* Begin Entries *
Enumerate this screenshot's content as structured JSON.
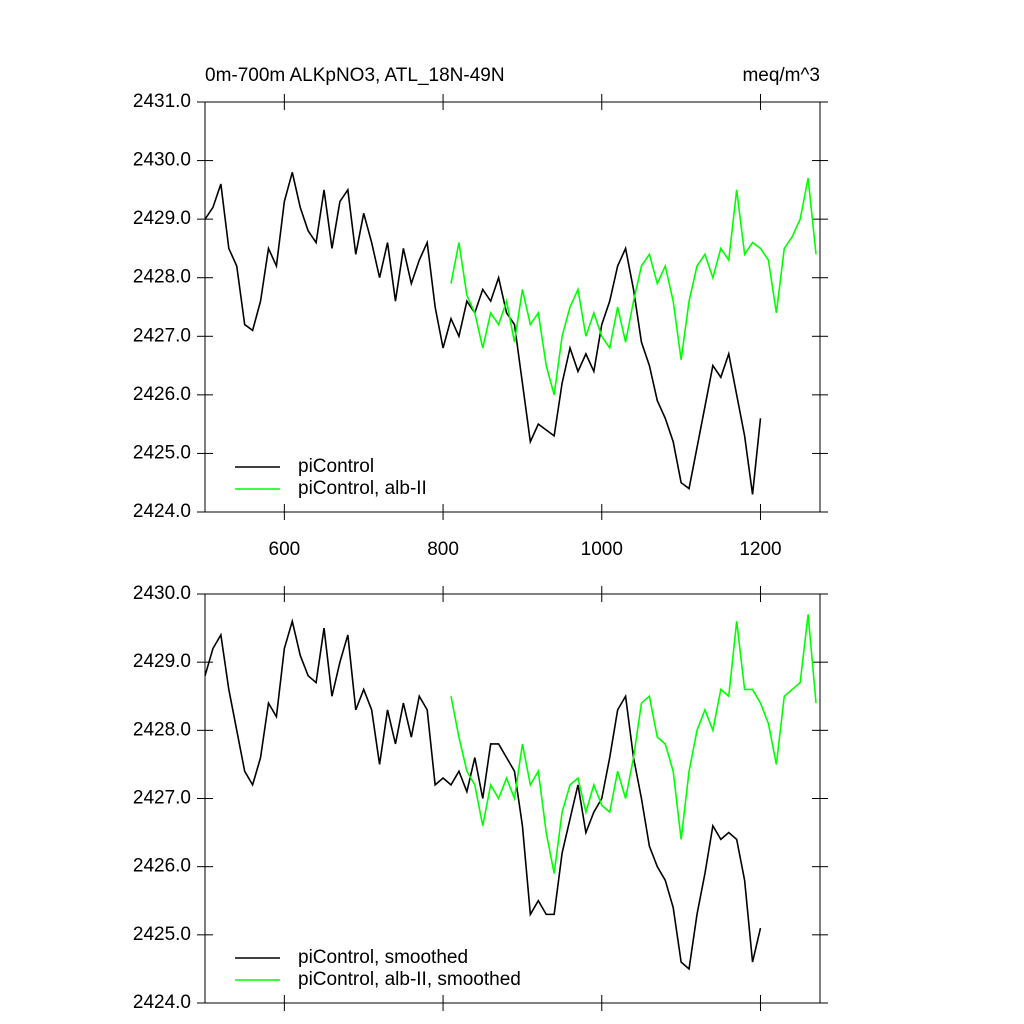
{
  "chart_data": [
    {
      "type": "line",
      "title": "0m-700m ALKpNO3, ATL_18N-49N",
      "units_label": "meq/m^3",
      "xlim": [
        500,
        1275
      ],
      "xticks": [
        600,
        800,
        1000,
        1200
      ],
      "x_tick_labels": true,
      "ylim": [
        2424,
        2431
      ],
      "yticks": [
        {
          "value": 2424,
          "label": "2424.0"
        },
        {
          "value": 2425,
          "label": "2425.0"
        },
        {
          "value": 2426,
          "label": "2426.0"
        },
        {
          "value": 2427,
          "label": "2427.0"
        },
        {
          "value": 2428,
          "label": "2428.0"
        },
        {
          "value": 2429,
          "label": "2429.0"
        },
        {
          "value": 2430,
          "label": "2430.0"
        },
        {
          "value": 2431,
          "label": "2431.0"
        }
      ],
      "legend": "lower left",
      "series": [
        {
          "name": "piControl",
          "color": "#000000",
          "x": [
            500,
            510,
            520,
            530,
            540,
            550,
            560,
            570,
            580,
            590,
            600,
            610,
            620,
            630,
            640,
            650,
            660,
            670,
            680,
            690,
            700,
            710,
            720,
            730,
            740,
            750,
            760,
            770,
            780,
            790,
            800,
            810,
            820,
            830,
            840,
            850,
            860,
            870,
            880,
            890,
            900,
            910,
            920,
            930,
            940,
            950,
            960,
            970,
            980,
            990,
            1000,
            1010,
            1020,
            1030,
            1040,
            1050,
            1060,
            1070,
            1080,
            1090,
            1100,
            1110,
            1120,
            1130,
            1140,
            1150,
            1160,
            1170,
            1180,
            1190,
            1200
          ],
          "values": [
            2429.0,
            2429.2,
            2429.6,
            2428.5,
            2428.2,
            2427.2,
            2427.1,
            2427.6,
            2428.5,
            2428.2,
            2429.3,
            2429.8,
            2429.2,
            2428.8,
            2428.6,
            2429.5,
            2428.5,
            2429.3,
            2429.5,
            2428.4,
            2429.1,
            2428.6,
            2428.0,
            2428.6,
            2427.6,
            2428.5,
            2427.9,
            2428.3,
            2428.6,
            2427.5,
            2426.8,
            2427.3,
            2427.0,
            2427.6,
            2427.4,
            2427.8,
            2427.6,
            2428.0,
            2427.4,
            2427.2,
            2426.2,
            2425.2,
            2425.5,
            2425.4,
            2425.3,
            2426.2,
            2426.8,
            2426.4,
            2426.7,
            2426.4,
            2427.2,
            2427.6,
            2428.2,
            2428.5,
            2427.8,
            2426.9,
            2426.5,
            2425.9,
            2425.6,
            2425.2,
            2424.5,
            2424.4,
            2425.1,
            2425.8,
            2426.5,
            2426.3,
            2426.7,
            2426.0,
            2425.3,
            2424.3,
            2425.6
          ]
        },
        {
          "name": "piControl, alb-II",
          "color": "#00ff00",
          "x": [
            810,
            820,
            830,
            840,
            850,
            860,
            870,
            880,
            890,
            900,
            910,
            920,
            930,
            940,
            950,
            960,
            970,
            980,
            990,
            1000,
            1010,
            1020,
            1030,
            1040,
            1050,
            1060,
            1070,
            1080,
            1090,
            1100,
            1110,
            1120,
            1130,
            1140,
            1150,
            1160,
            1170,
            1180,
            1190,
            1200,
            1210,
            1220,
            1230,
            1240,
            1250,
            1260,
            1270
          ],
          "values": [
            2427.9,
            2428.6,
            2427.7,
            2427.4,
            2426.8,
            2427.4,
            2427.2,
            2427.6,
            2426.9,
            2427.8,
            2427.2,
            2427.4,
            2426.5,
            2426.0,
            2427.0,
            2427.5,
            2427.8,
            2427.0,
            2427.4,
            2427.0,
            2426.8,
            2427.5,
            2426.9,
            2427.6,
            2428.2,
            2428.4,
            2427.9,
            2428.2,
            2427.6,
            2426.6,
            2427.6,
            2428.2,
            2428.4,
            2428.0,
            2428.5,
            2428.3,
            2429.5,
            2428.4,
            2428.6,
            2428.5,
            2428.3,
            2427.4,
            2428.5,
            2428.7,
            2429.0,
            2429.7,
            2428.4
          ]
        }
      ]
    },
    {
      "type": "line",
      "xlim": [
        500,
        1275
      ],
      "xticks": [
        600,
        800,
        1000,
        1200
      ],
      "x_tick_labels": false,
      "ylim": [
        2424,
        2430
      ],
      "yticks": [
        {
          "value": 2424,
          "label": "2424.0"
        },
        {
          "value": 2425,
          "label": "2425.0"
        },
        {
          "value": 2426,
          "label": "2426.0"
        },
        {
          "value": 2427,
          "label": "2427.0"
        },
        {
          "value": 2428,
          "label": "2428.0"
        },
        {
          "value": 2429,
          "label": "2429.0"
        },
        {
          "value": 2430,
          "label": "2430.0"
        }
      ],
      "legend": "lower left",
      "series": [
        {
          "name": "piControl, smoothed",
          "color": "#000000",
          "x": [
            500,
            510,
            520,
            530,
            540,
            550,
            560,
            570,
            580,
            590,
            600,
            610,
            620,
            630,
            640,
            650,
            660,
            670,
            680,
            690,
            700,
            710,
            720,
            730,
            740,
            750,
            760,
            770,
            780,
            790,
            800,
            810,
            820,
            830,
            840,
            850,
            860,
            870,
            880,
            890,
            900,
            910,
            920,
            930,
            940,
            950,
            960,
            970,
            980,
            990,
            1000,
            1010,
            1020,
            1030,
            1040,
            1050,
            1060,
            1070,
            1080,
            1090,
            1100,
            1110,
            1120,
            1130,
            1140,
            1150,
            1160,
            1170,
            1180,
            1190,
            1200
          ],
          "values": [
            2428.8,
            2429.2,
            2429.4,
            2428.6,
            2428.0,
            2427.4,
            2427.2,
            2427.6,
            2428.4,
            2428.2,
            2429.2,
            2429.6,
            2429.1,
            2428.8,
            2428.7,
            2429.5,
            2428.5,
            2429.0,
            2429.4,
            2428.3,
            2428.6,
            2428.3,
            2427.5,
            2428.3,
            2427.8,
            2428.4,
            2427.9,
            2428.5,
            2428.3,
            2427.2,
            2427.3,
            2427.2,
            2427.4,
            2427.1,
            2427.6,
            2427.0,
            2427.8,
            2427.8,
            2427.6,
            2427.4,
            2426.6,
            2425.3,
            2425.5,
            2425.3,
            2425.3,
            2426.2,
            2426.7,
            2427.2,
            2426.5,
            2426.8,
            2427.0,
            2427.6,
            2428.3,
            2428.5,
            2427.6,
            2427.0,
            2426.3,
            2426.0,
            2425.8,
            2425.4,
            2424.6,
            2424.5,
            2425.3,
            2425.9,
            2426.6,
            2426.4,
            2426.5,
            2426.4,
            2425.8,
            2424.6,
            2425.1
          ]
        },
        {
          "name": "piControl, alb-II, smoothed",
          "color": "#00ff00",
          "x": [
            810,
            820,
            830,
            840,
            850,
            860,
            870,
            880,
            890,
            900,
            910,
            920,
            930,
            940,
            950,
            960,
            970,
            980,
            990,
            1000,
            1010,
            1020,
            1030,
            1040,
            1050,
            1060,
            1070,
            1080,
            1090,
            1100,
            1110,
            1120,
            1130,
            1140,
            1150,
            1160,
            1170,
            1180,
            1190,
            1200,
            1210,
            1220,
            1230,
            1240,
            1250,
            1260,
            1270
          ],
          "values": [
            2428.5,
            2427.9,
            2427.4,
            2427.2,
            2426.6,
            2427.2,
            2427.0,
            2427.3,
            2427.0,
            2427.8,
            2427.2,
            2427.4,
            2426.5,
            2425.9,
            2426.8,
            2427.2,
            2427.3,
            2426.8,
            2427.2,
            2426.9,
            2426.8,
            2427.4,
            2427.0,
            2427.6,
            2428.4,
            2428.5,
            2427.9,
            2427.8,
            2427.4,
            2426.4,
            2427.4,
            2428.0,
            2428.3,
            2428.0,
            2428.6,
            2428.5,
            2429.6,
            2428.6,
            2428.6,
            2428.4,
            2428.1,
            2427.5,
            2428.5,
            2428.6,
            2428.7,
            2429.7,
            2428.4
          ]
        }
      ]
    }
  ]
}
* End Entries *
:: Task prompt ::
Find the word "name" in the entries above and gather every line that holds it.

:: Solved problem ::
          "name": "piControl",
          "name": "piControl, alb-II",
          "name": "piControl, smoothed",
          "name": "piControl, alb-II, smoothed",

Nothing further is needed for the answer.